> [Task statement] Go through the records and give each one again exactly.

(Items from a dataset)
((

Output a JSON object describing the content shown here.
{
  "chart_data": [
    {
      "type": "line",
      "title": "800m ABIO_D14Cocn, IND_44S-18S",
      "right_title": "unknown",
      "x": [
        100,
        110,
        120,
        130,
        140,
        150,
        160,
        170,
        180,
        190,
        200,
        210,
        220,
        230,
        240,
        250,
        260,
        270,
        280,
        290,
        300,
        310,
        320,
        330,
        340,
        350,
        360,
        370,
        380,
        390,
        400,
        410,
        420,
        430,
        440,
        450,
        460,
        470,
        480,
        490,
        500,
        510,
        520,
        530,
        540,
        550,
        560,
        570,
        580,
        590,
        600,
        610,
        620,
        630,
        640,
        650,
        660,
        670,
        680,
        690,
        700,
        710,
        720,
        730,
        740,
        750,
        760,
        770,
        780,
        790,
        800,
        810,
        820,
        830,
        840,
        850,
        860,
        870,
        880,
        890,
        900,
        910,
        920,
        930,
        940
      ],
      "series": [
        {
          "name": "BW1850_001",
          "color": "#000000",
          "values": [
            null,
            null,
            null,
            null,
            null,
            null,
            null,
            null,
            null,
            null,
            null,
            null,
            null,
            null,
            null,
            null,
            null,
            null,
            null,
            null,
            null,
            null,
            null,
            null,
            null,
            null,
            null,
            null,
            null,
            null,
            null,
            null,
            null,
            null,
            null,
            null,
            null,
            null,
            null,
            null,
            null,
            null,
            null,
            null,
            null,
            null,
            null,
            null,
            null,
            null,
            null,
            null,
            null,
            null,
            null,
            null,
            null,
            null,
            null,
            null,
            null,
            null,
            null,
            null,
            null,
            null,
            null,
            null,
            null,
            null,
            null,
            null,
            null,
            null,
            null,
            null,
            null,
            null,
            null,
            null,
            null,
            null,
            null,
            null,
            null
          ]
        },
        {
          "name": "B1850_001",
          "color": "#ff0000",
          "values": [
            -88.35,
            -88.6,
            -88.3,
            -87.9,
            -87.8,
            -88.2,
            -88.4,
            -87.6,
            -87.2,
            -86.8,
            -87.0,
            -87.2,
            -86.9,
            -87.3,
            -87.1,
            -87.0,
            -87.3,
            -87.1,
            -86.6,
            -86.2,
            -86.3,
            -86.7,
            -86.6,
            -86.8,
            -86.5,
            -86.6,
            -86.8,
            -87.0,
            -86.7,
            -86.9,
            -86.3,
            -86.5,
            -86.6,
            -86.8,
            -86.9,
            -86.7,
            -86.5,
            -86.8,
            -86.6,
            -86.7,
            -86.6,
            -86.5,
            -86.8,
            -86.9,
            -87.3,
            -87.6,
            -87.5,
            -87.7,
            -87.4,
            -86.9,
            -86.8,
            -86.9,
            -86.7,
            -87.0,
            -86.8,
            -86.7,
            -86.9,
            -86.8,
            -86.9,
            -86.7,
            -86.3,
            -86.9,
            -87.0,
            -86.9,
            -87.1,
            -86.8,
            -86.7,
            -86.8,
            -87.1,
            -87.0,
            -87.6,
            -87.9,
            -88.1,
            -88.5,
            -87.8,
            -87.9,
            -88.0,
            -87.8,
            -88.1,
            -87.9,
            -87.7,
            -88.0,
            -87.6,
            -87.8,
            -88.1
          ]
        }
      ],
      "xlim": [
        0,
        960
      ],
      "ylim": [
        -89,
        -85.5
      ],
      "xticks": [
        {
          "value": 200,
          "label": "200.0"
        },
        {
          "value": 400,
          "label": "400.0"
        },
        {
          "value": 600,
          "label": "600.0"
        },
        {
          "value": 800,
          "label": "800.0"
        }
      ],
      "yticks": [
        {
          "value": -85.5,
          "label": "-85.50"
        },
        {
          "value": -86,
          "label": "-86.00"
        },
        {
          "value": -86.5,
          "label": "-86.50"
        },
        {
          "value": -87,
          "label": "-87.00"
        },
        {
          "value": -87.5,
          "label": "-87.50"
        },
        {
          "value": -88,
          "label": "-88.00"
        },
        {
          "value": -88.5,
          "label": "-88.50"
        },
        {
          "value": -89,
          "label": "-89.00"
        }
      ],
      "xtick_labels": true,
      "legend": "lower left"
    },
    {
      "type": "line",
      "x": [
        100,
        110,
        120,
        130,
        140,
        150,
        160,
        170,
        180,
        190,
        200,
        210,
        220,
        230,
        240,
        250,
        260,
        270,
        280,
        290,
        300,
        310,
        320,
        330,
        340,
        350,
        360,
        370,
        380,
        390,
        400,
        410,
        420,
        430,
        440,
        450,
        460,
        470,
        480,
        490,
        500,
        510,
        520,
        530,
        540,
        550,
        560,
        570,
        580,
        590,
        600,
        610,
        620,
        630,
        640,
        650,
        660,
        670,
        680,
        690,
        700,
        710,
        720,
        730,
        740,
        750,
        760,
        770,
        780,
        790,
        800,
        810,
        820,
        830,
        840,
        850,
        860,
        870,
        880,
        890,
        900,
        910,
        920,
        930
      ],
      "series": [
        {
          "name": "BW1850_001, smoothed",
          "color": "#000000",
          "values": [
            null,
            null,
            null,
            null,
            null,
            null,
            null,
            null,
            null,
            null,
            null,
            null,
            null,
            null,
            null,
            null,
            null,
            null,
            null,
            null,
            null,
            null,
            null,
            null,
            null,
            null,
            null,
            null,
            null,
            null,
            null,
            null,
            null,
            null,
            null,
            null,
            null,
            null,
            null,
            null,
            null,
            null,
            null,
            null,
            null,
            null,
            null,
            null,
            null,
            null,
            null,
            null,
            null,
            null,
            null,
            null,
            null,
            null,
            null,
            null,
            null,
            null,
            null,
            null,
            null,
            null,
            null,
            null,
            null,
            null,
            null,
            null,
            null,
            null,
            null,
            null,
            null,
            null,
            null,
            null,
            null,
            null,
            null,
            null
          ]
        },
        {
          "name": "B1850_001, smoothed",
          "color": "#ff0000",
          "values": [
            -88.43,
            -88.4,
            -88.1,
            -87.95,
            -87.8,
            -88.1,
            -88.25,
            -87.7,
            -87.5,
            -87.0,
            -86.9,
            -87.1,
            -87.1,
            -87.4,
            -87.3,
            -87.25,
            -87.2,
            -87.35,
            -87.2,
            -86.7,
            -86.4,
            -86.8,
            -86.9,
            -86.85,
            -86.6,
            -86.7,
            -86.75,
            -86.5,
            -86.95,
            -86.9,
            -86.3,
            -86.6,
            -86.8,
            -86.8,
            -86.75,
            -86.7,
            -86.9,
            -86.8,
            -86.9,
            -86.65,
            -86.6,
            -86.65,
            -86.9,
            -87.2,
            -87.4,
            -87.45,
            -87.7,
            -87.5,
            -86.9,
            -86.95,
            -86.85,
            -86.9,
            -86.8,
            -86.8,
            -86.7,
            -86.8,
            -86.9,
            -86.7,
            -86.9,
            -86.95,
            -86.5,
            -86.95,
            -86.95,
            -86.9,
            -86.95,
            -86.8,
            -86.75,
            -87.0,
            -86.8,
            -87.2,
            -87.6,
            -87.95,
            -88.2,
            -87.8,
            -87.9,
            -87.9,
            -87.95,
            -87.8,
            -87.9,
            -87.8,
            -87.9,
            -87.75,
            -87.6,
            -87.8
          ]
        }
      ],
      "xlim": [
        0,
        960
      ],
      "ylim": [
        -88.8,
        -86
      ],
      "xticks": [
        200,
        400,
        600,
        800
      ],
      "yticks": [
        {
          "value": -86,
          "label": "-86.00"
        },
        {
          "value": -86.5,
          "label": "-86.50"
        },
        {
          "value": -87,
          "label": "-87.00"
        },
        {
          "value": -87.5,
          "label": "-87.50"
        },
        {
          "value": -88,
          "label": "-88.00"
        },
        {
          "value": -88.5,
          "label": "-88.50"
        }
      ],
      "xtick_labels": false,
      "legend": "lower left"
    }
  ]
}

))

> [Full response]
Output a JSON object describing the content shown here.
{
  "chart_data": [
    {
      "type": "line",
      "title": "800m ABIO_D14Cocn, IND_44S-18S",
      "right_title": "unknown",
      "x": [
        100,
        110,
        120,
        130,
        140,
        150,
        160,
        170,
        180,
        190,
        200,
        210,
        220,
        230,
        240,
        250,
        260,
        270,
        280,
        290,
        300,
        310,
        320,
        330,
        340,
        350,
        360,
        370,
        380,
        390,
        400,
        410,
        420,
        430,
        440,
        450,
        460,
        470,
        480,
        490,
        500,
        510,
        520,
        530,
        540,
        550,
        560,
        570,
        580,
        590,
        600,
        610,
        620,
        630,
        640,
        650,
        660,
        670,
        680,
        690,
        700,
        710,
        720,
        730,
        740,
        750,
        760,
        770,
        780,
        790,
        800,
        810,
        820,
        830,
        840,
        850,
        860,
        870,
        880,
        890,
        900,
        910,
        920,
        930,
        940
      ],
      "series": [
        {
          "name": "BW1850_001",
          "color": "#000000",
          "values": [
            null,
            null,
            null,
            null,
            null,
            null,
            null,
            null,
            null,
            null,
            null,
            null,
            null,
            null,
            null,
            null,
            null,
            null,
            null,
            null,
            null,
            null,
            null,
            null,
            null,
            null,
            null,
            null,
            null,
            null,
            null,
            null,
            null,
            null,
            null,
            null,
            null,
            null,
            null,
            null,
            null,
            null,
            null,
            null,
            null,
            null,
            null,
            null,
            null,
            null,
            null,
            null,
            null,
            null,
            null,
            null,
            null,
            null,
            null,
            null,
            null,
            null,
            null,
            null,
            null,
            null,
            null,
            null,
            null,
            null,
            null,
            null,
            null,
            null,
            null,
            null,
            null,
            null,
            null,
            null,
            null,
            null,
            null,
            null,
            null
          ]
        },
        {
          "name": "B1850_001",
          "color": "#ff0000",
          "values": [
            -88.35,
            -88.6,
            -88.3,
            -87.9,
            -87.8,
            -88.2,
            -88.4,
            -87.6,
            -87.2,
            -86.8,
            -87.0,
            -87.2,
            -86.9,
            -87.3,
            -87.1,
            -87.0,
            -87.3,
            -87.1,
            -86.6,
            -86.2,
            -86.3,
            -86.7,
            -86.6,
            -86.8,
            -86.5,
            -86.6,
            -86.8,
            -87.0,
            -86.7,
            -86.9,
            -86.3,
            -86.5,
            -86.6,
            -86.8,
            -86.9,
            -86.7,
            -86.5,
            -86.8,
            -86.6,
            -86.7,
            -86.6,
            -86.5,
            -86.8,
            -86.9,
            -87.3,
            -87.6,
            -87.5,
            -87.7,
            -87.4,
            -86.9,
            -86.8,
            -86.9,
            -86.7,
            -87.0,
            -86.8,
            -86.7,
            -86.9,
            -86.8,
            -86.9,
            -86.7,
            -86.3,
            -86.9,
            -87.0,
            -86.9,
            -87.1,
            -86.8,
            -86.7,
            -86.8,
            -87.1,
            -87.0,
            -87.6,
            -87.9,
            -88.1,
            -88.5,
            -87.8,
            -87.9,
            -88.0,
            -87.8,
            -88.1,
            -87.9,
            -87.7,
            -88.0,
            -87.6,
            -87.8,
            -88.1
          ]
        }
      ],
      "xlim": [
        0,
        960
      ],
      "ylim": [
        -89,
        -85.5
      ],
      "xticks": [
        {
          "value": 200,
          "label": "200.0"
        },
        {
          "value": 400,
          "label": "400.0"
        },
        {
          "value": 600,
          "label": "600.0"
        },
        {
          "value": 800,
          "label": "800.0"
        }
      ],
      "yticks": [
        {
          "value": -85.5,
          "label": "-85.50"
        },
        {
          "value": -86,
          "label": "-86.00"
        },
        {
          "value": -86.5,
          "label": "-86.50"
        },
        {
          "value": -87,
          "label": "-87.00"
        },
        {
          "value": -87.5,
          "label": "-87.50"
        },
        {
          "value": -88,
          "label": "-88.00"
        },
        {
          "value": -88.5,
          "label": "-88.50"
        },
        {
          "value": -89,
          "label": "-89.00"
        }
      ],
      "xtick_labels": true,
      "legend": "lower left"
    },
    {
      "type": "line",
      "x": [
        100,
        110,
        120,
        130,
        140,
        150,
        160,
        170,
        180,
        190,
        200,
        210,
        220,
        230,
        240,
        250,
        260,
        270,
        280,
        290,
        300,
        310,
        320,
        330,
        340,
        350,
        360,
        370,
        380,
        390,
        400,
        410,
        420,
        430,
        440,
        450,
        460,
        470,
        480,
        490,
        500,
        510,
        520,
        530,
        540,
        550,
        560,
        570,
        580,
        590,
        600,
        610,
        620,
        630,
        640,
        650,
        660,
        670,
        680,
        690,
        700,
        710,
        720,
        730,
        740,
        750,
        760,
        770,
        780,
        790,
        800,
        810,
        820,
        830,
        840,
        850,
        860,
        870,
        880,
        890,
        900,
        910,
        920,
        930
      ],
      "series": [
        {
          "name": "BW1850_001, smoothed",
          "color": "#000000",
          "values": [
            null,
            null,
            null,
            null,
            null,
            null,
            null,
            null,
            null,
            null,
            null,
            null,
            null,
            null,
            null,
            null,
            null,
            null,
            null,
            null,
            null,
            null,
            null,
            null,
            null,
            null,
            null,
            null,
            null,
            null,
            null,
            null,
            null,
            null,
            null,
            null,
            null,
            null,
            null,
            null,
            null,
            null,
            null,
            null,
            null,
            null,
            null,
            null,
            null,
            null,
            null,
            null,
            null,
            null,
            null,
            null,
            null,
            null,
            null,
            null,
            null,
            null,
            null,
            null,
            null,
            null,
            null,
            null,
            null,
            null,
            null,
            null,
            null,
            null,
            null,
            null,
            null,
            null,
            null,
            null,
            null,
            null,
            null,
            null
          ]
        },
        {
          "name": "B1850_001, smoothed",
          "color": "#ff0000",
          "values": [
            -88.43,
            -88.4,
            -88.1,
            -87.95,
            -87.8,
            -88.1,
            -88.25,
            -87.7,
            -87.5,
            -87.0,
            -86.9,
            -87.1,
            -87.1,
            -87.4,
            -87.3,
            -87.25,
            -87.2,
            -87.35,
            -87.2,
            -86.7,
            -86.4,
            -86.8,
            -86.9,
            -86.85,
            -86.6,
            -86.7,
            -86.75,
            -86.5,
            -86.95,
            -86.9,
            -86.3,
            -86.6,
            -86.8,
            -86.8,
            -86.75,
            -86.7,
            -86.9,
            -86.8,
            -86.9,
            -86.65,
            -86.6,
            -86.65,
            -86.9,
            -87.2,
            -87.4,
            -87.45,
            -87.7,
            -87.5,
            -86.9,
            -86.95,
            -86.85,
            -86.9,
            -86.8,
            -86.8,
            -86.7,
            -86.8,
            -86.9,
            -86.7,
            -86.9,
            -86.95,
            -86.5,
            -86.95,
            -86.95,
            -86.9,
            -86.95,
            -86.8,
            -86.75,
            -87.0,
            -86.8,
            -87.2,
            -87.6,
            -87.95,
            -88.2,
            -87.8,
            -87.9,
            -87.9,
            -87.95,
            -87.8,
            -87.9,
            -87.8,
            -87.9,
            -87.75,
            -87.6,
            -87.8
          ]
        }
      ],
      "xlim": [
        0,
        960
      ],
      "ylim": [
        -88.8,
        -86
      ],
      "xticks": [
        200,
        400,
        600,
        800
      ],
      "yticks": [
        {
          "value": -86,
          "label": "-86.00"
        },
        {
          "value": -86.5,
          "label": "-86.50"
        },
        {
          "value": -87,
          "label": "-87.00"
        },
        {
          "value": -87.5,
          "label": "-87.50"
        },
        {
          "value": -88,
          "label": "-88.00"
        },
        {
          "value": -88.5,
          "label": "-88.50"
        }
      ],
      "xtick_labels": false,
      "legend": "lower left"
    }
  ]
}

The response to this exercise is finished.